#### Instruction:
All of the lines below are to be transcribed faithfully, with pictures excluded from the copy.

#### Materials provided:
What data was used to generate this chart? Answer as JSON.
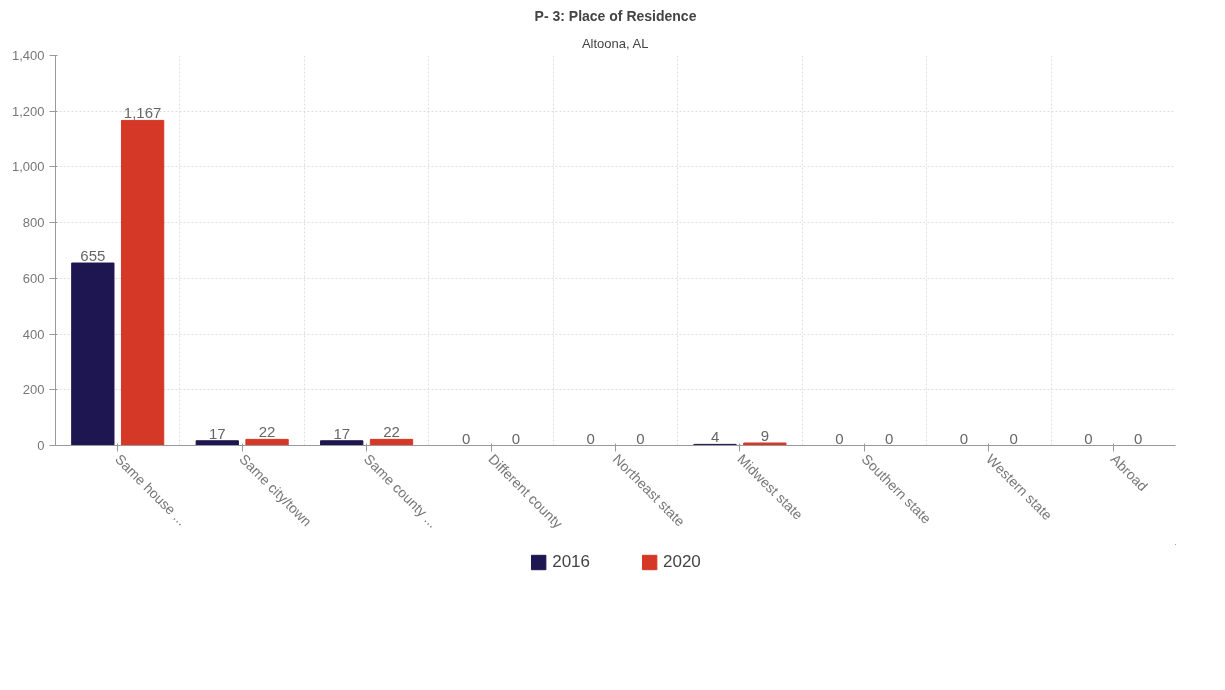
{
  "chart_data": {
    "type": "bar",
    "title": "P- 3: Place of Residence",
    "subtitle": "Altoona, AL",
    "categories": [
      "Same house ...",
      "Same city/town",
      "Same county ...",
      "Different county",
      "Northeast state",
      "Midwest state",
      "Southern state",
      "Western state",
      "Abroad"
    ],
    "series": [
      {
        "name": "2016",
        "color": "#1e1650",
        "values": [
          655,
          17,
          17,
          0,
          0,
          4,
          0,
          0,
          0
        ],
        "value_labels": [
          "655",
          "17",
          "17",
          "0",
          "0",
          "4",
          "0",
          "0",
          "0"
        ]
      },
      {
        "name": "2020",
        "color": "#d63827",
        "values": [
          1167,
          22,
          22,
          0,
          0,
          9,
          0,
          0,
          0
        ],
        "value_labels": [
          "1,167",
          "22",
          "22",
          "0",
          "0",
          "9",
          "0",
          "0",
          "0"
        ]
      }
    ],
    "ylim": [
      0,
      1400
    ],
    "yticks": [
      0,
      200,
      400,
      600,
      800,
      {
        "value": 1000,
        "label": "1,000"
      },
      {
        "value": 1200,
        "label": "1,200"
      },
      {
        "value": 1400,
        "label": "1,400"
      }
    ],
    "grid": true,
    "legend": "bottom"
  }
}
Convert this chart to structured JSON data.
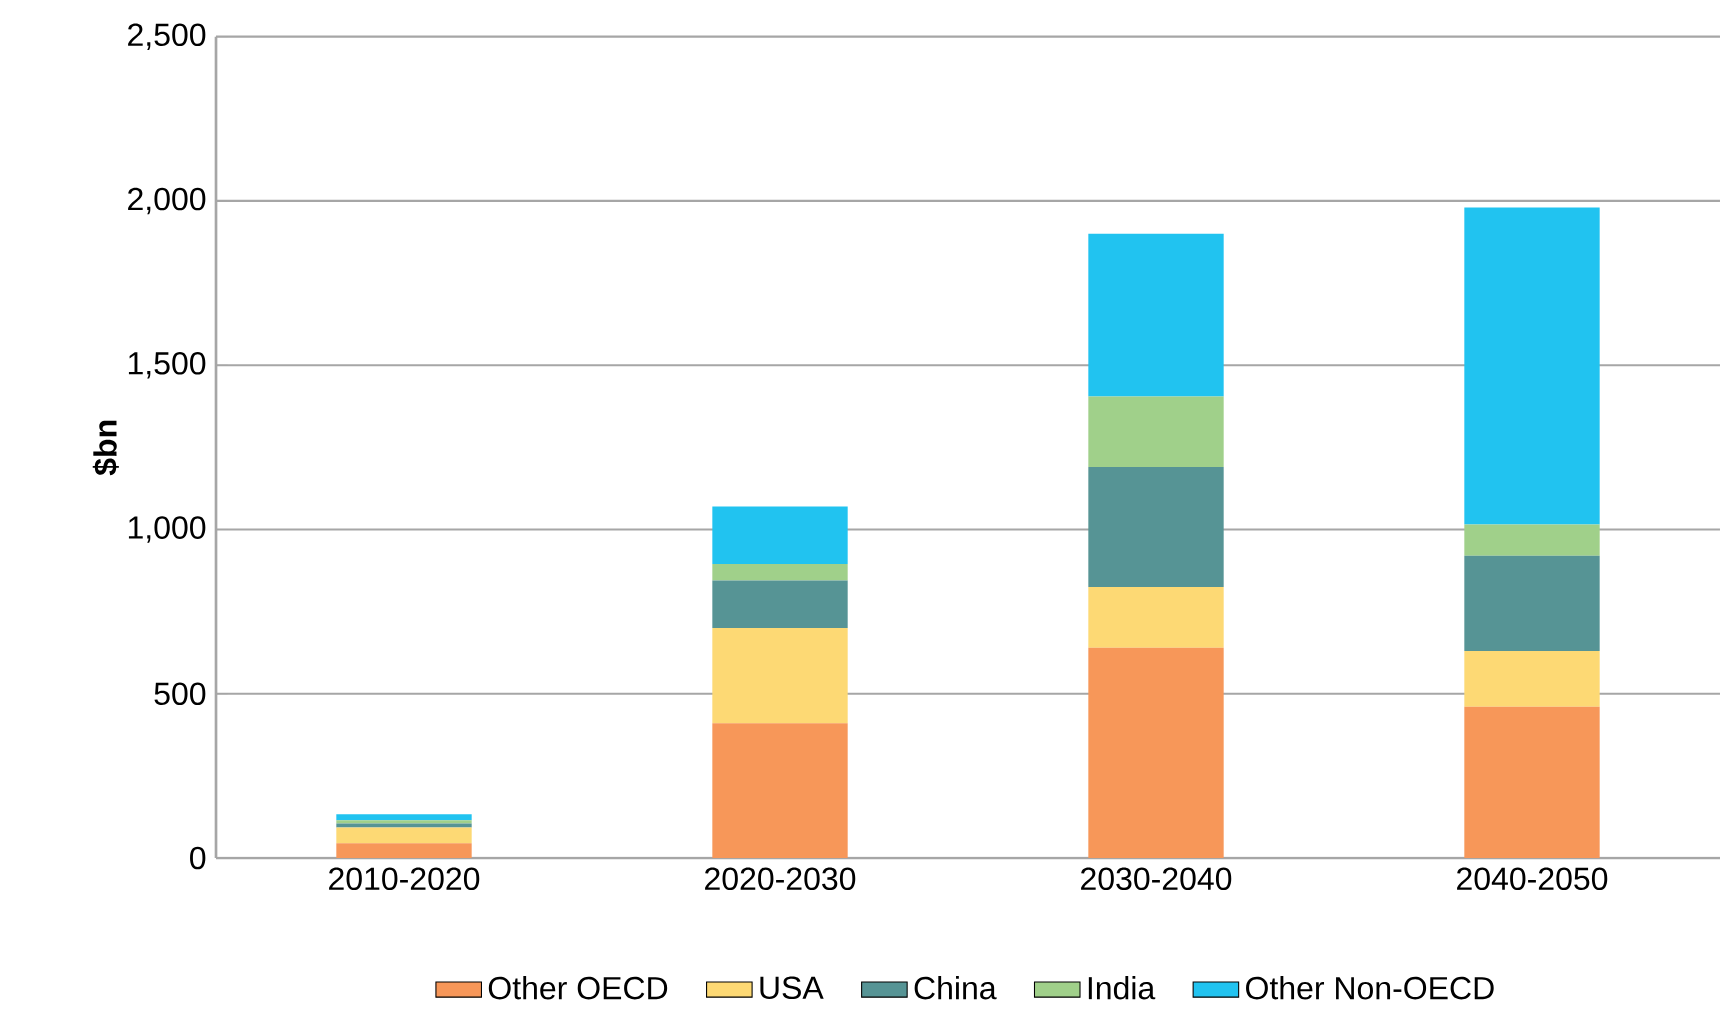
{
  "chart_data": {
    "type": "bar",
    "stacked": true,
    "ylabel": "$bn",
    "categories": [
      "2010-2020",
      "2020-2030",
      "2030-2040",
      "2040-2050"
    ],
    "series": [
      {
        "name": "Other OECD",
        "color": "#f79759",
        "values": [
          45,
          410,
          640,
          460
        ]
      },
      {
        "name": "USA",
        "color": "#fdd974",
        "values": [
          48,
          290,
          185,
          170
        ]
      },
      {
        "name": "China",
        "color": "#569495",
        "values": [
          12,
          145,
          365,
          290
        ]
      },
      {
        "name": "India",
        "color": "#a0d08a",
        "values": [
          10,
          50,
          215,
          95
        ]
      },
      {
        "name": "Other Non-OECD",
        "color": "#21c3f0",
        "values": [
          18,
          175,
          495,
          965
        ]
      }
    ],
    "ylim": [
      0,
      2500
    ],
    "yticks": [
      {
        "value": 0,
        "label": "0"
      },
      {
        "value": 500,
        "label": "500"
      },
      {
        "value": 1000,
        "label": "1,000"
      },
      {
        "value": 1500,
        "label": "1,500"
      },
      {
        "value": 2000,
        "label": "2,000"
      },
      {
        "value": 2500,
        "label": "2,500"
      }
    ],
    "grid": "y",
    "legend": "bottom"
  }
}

#### Response to the task:
What data was used to generate this chart? Answer as JSON.
{
  "chart_data": {
    "type": "bar",
    "title": "P- 3: Place of Residence",
    "subtitle": "Altoona, AL",
    "categories": [
      "Same house ...",
      "Same city/town",
      "Same county ...",
      "Different county",
      "Northeast state",
      "Midwest state",
      "Southern state",
      "Western state",
      "Abroad"
    ],
    "series": [
      {
        "name": "2016",
        "color": "#1e1650",
        "values": [
          655,
          17,
          17,
          0,
          0,
          4,
          0,
          0,
          0
        ],
        "value_labels": [
          "655",
          "17",
          "17",
          "0",
          "0",
          "4",
          "0",
          "0",
          "0"
        ]
      },
      {
        "name": "2020",
        "color": "#d63827",
        "values": [
          1167,
          22,
          22,
          0,
          0,
          9,
          0,
          0,
          0
        ],
        "value_labels": [
          "1,167",
          "22",
          "22",
          "0",
          "0",
          "9",
          "0",
          "0",
          "0"
        ]
      }
    ],
    "ylim": [
      0,
      1400
    ],
    "yticks": [
      0,
      200,
      400,
      600,
      800,
      {
        "value": 1000,
        "label": "1,000"
      },
      {
        "value": 1200,
        "label": "1,200"
      },
      {
        "value": 1400,
        "label": "1,400"
      }
    ],
    "grid": true,
    "legend": "bottom"
  }
}
Convert this chart to structured JSON data.
{
  "chart_data": {
    "type": "bar",
    "stacked": true,
    "ylabel": "$bn",
    "categories": [
      "2010-2020",
      "2020-2030",
      "2030-2040",
      "2040-2050"
    ],
    "series": [
      {
        "name": "Other OECD",
        "color": "#f79759",
        "values": [
          45,
          410,
          640,
          460
        ]
      },
      {
        "name": "USA",
        "color": "#fdd974",
        "values": [
          48,
          290,
          185,
          170
        ]
      },
      {
        "name": "China",
        "color": "#569495",
        "values": [
          12,
          145,
          365,
          290
        ]
      },
      {
        "name": "India",
        "color": "#a0d08a",
        "values": [
          10,
          50,
          215,
          95
        ]
      },
      {
        "name": "Other Non-OECD",
        "color": "#21c3f0",
        "values": [
          18,
          175,
          495,
          965
        ]
      }
    ],
    "ylim": [
      0,
      2500
    ],
    "yticks": [
      {
        "value": 0,
        "label": "0"
      },
      {
        "value": 500,
        "label": "500"
      },
      {
        "value": 1000,
        "label": "1,000"
      },
      {
        "value": 1500,
        "label": "1,500"
      },
      {
        "value": 2000,
        "label": "2,000"
      },
      {
        "value": 2500,
        "label": "2,500"
      }
    ],
    "grid": "y",
    "legend": "bottom"
  }
}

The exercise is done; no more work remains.